Vivía deslumbrado por el fulgor de la pantalla. Era como tener un sol propio del que no había que protegerse por rayos malignos. Al contrario. Me calentaba las manos y seguía ahí, conmigo, en la mitad de la noche, acompañando un inédito insomnio. Cuando se me caía de las manos, el solcito se acurrucaba junto a mí y se apagaba lentamente después de verme cerrar los ojos irritados.

Dormía inquieto. Me sobresaltaba la pesadilla de que esperaban una respuesta mía y yo no llegaba a contestar. Antes del amanecer, encendía nuevamente la luz de mis ojos para saber qué me había perdido. “Buen día!”, nos decíamos, mientras intercambiábamos selfies cepillándonos los dientes, fotos de las tazas de café humeante, de la cama revuelta, de la ropa que nos íbamos a poner. Ese era el nuevo mundo esperado. Fraterno, solidario, seguro. Al mediodía nos mostrábamos el almuerzo y a la noche el plato de la cena. Y hasta la etiqueta del vino.

Nos conectábamos por lo mejor de nosotros mismos. No había ricos ni pobres. Todo era de todos. Las playas del Caribe de los pocos que se tomaban vacaciones recibían la admiración de muchos –“¡Increíble el color el mar!”, “¡y todo incluido!”. Nos sentíamos turistas en Egipto: “!Qué bien te queda el camello¡”, “¡qué belleza las pirámides!”. Compartíamos, chistes, videos, canciones, pero también la indignación. Si un niño moría ahogado en una playa, hacíamos circular la foto y clamábamos: “¡Qué horror!”. Organizamos marchas cuando fue necesario y dejamos constancia de nuestro enojo. Me emocionó saber que todos los que llenamos las plazas éramos personas tan sensibles. Hablamos de eso. Debíamos protegernos un poco, no replicar noticias o fotos que nos hicieran mal. Pero alguien escribió una frase que todavía me conmueve: “No podemos dejar de sentir, somos así”.

#### Material proporcionado
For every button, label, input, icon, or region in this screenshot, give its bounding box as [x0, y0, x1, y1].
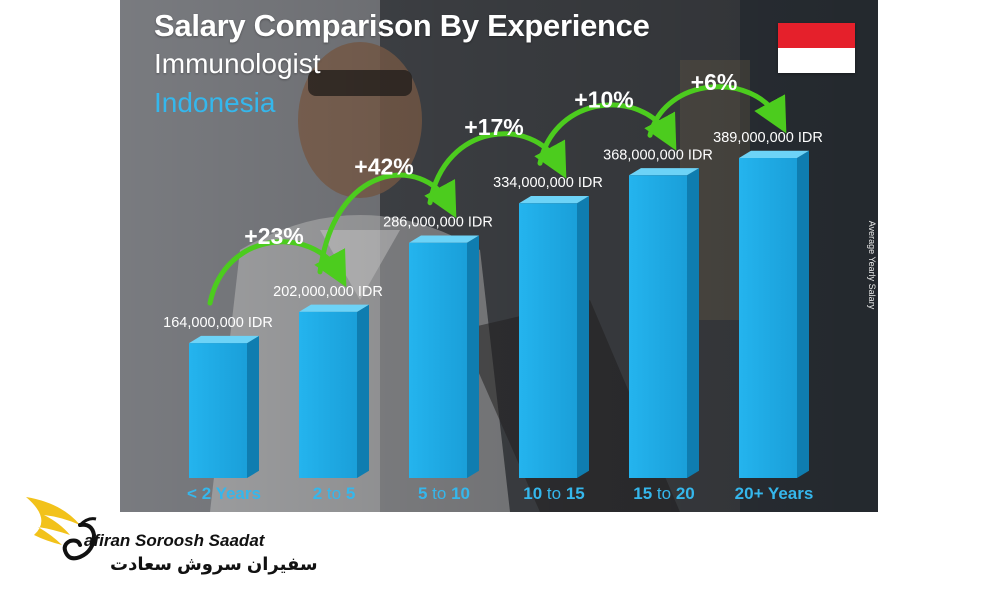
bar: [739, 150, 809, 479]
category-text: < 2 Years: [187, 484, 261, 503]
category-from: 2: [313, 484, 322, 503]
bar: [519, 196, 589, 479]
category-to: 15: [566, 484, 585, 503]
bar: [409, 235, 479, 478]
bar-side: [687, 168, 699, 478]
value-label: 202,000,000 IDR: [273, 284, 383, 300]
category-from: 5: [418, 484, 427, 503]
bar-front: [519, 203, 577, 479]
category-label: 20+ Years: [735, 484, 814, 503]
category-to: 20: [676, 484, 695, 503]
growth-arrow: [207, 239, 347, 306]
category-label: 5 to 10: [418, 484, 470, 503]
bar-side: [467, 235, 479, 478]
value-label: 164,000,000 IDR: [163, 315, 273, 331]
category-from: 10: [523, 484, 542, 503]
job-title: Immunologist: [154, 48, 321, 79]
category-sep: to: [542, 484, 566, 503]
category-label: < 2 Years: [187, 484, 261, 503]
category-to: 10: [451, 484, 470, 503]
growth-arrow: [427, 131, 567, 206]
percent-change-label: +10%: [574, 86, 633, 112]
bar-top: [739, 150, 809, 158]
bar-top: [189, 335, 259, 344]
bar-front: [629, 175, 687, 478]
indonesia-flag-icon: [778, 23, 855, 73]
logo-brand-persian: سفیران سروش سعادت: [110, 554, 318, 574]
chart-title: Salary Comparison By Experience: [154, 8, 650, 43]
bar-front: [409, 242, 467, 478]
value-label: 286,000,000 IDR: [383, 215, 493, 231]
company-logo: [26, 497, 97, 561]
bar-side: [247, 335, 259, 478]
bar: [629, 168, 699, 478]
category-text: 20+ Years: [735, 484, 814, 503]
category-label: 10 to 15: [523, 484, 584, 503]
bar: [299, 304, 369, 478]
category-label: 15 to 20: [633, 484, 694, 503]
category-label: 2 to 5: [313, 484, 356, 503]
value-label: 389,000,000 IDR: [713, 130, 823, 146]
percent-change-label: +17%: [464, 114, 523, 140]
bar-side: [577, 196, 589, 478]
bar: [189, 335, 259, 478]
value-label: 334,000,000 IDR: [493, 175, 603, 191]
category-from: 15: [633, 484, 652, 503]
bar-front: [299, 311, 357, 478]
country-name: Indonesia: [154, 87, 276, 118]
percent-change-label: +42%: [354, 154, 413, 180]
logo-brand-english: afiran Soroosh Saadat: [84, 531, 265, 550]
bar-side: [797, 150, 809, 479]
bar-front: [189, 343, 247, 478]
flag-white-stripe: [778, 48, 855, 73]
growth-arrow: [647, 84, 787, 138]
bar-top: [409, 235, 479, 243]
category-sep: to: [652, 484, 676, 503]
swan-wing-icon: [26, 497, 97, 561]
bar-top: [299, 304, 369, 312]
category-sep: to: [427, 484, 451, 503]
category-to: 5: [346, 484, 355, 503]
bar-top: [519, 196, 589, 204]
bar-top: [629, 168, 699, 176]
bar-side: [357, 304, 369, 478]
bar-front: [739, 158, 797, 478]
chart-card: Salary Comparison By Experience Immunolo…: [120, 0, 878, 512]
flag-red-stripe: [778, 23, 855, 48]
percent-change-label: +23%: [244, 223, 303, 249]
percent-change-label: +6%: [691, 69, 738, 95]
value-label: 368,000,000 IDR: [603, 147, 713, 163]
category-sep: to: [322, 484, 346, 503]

#### Qué harás
A. Por favor, reproduce del artículo el fragmento que empieza con "Dormía inquieto. Me" y sigue hasta "etiqueta del vino.".
B. Responde estas preguntas sobre el artículo:
(i) ¿Con qué se compara el fulgor de la pantalla?
(ii) ¿Qué se mostraban al mediodía?
(iii) ¿Qué hacían circular si un niño moría ahogado en una playa?

#### Respuestas
A.
Dormía inquieto. Me sobresaltaba la pesadilla de que esperaban una respuesta mía y yo no llegaba a contestar. Antes del amanecer, encendía nuevamente la luz de mis ojos para saber qué me había perdido. “Buen día!”, nos decíamos, mientras intercambiábamos selfies cepillándonos los dientes, fotos de las tazas de café humeante, de la cama revuelta, de la ropa que nos íbamos a poner. Ese era el nuevo mundo esperado. Fraterno, solidario, seguro. Al mediodía nos mostrábamos el almuerzo y a la noche el plato de la cena. Y hasta la etiqueta del vino.

B.
(i) Con tener un sol propio.
(ii) El almuerzo.
(iii) La foto.